▶ Instruction:
Rewrite every line of the entries below, swapping each "bullet-icon" for "dot-icon" and leaving everything else unchanged.

▶ Information provided:
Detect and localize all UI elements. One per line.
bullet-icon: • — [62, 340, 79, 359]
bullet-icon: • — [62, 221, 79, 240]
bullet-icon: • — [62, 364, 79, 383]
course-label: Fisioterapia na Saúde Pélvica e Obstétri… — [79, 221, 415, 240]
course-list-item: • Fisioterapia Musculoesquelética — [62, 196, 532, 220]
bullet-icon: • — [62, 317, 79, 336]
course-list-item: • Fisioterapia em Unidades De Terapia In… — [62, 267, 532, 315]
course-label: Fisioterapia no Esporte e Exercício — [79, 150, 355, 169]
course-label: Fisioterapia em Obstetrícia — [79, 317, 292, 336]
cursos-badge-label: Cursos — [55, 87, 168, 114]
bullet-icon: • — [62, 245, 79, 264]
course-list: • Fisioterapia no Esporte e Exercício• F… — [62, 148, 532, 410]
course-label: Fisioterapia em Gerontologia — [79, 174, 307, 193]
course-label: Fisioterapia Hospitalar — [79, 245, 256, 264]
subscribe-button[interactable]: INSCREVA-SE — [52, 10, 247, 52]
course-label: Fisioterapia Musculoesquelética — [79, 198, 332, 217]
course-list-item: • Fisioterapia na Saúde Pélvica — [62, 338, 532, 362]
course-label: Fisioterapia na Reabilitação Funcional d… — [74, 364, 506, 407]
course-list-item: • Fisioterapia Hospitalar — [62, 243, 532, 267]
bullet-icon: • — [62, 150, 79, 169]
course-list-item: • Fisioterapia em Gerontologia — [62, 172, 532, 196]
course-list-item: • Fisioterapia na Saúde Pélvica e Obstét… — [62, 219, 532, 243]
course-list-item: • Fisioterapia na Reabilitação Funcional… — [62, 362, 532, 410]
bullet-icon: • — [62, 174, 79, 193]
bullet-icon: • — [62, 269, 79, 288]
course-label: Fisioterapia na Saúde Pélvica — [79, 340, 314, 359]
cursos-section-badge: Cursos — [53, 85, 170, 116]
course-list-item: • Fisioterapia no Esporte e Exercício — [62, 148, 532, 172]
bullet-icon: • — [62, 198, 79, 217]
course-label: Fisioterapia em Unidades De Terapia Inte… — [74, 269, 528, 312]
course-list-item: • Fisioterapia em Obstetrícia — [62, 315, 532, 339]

▶ The result:
Detect and localize all UI elements. One per line.
dot-icon: • — [62, 340, 79, 359]
dot-icon: • — [62, 221, 79, 240]
dot-icon: • — [62, 364, 79, 383]
course-label: Fisioterapia na Saúde Pélvica e Obstétri… — [79, 221, 415, 240]
course-list-item: • Fisioterapia Musculoesquelética — [62, 196, 532, 220]
dot-icon: • — [62, 317, 79, 336]
course-list-item: • Fisioterapia em Unidades De Terapia In… — [62, 267, 532, 315]
course-label: Fisioterapia no Esporte e Exercício — [79, 150, 355, 169]
course-label: Fisioterapia em Obstetrícia — [79, 317, 292, 336]
cursos-badge-label: Cursos — [55, 87, 168, 114]
dot-icon: • — [62, 245, 79, 264]
course-list: • Fisioterapia no Esporte e Exercício• F… — [62, 148, 532, 410]
course-label: Fisioterapia em Gerontologia — [79, 174, 307, 193]
course-label: Fisioterapia Hospitalar — [79, 245, 256, 264]
subscribe-button[interactable]: INSCREVA-SE — [52, 10, 247, 52]
course-label: Fisioterapia Musculoesquelética — [79, 198, 332, 217]
course-list-item: • Fisioterapia na Saúde Pélvica — [62, 338, 532, 362]
course-label: Fisioterapia na Reabilitação Funcional d… — [74, 364, 506, 407]
course-list-item: • Fisioterapia Hospitalar — [62, 243, 532, 267]
dot-icon: • — [62, 150, 79, 169]
course-list-item: • Fisioterapia em Gerontologia — [62, 172, 532, 196]
course-list-item: • Fisioterapia na Saúde Pélvica e Obstét… — [62, 219, 532, 243]
course-list-item: • Fisioterapia na Reabilitação Funcional… — [62, 362, 532, 410]
dot-icon: • — [62, 174, 79, 193]
dot-icon: • — [62, 269, 79, 288]
course-label: Fisioterapia na Saúde Pélvica — [79, 340, 314, 359]
cursos-section-badge: Cursos — [53, 85, 170, 116]
course-list-item: • Fisioterapia no Esporte e Exercício — [62, 148, 532, 172]
dot-icon: • — [62, 198, 79, 217]
course-label: Fisioterapia em Unidades De Terapia Inte… — [74, 269, 528, 312]
course-list-item: • Fisioterapia em Obstetrícia — [62, 315, 532, 339]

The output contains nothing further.